**Directions**. Repeat the material exactly, leaving nothing out.

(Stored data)
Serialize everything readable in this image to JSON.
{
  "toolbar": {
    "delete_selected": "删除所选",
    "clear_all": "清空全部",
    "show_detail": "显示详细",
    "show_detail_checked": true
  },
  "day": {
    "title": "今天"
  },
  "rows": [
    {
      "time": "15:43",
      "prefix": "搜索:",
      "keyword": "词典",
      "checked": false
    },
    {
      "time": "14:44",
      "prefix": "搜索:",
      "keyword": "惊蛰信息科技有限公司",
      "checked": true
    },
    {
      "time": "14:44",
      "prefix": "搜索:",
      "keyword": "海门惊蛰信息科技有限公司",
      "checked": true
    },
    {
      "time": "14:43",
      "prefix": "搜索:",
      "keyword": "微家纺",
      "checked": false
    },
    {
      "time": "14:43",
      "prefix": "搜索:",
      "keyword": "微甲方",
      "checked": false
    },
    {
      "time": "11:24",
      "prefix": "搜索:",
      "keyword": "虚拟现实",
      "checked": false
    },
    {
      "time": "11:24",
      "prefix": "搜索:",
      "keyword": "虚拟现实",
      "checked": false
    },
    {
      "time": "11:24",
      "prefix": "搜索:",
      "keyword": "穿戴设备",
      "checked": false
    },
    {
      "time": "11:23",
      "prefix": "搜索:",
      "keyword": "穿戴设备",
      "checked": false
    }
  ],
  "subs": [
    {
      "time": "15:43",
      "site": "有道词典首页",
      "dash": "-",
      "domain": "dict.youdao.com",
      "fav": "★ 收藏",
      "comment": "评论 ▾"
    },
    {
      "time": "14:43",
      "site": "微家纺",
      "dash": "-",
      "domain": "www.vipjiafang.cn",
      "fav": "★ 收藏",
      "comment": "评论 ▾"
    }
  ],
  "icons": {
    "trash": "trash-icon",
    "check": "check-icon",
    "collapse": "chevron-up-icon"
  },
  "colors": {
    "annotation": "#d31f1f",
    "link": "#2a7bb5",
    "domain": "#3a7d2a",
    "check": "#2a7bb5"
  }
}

**Answer in full**.
Serialize everything readable in this image to JSON.
{
  "toolbar": {
    "delete_selected": "删除所选",
    "clear_all": "清空全部",
    "show_detail": "显示详细",
    "show_detail_checked": true
  },
  "day": {
    "title": "今天"
  },
  "rows": [
    {
      "time": "15:43",
      "prefix": "搜索:",
      "keyword": "词典",
      "checked": false
    },
    {
      "time": "14:44",
      "prefix": "搜索:",
      "keyword": "惊蛰信息科技有限公司",
      "checked": true
    },
    {
      "time": "14:44",
      "prefix": "搜索:",
      "keyword": "海门惊蛰信息科技有限公司",
      "checked": true
    },
    {
      "time": "14:43",
      "prefix": "搜索:",
      "keyword": "微家纺",
      "checked": false
    },
    {
      "time": "14:43",
      "prefix": "搜索:",
      "keyword": "微甲方",
      "checked": false
    },
    {
      "time": "11:24",
      "prefix": "搜索:",
      "keyword": "虚拟现实",
      "checked": false
    },
    {
      "time": "11:24",
      "prefix": "搜索:",
      "keyword": "虚拟现实",
      "checked": false
    },
    {
      "time": "11:24",
      "prefix": "搜索:",
      "keyword": "穿戴设备",
      "checked": false
    },
    {
      "time": "11:23",
      "prefix": "搜索:",
      "keyword": "穿戴设备",
      "checked": false
    }
  ],
  "subs": [
    {
      "time": "15:43",
      "site": "有道词典首页",
      "dash": "-",
      "domain": "dict.youdao.com",
      "fav": "★ 收藏",
      "comment": "评论 ▾"
    },
    {
      "time": "14:43",
      "site": "微家纺",
      "dash": "-",
      "domain": "www.vipjiafang.cn",
      "fav": "★ 收藏",
      "comment": "评论 ▾"
    }
  ],
  "icons": {
    "trash": "trash-icon",
    "check": "check-icon",
    "collapse": "chevron-up-icon"
  },
  "colors": {
    "annotation": "#d31f1f",
    "link": "#2a7bb5",
    "domain": "#3a7d2a",
    "check": "#2a7bb5"
  }
}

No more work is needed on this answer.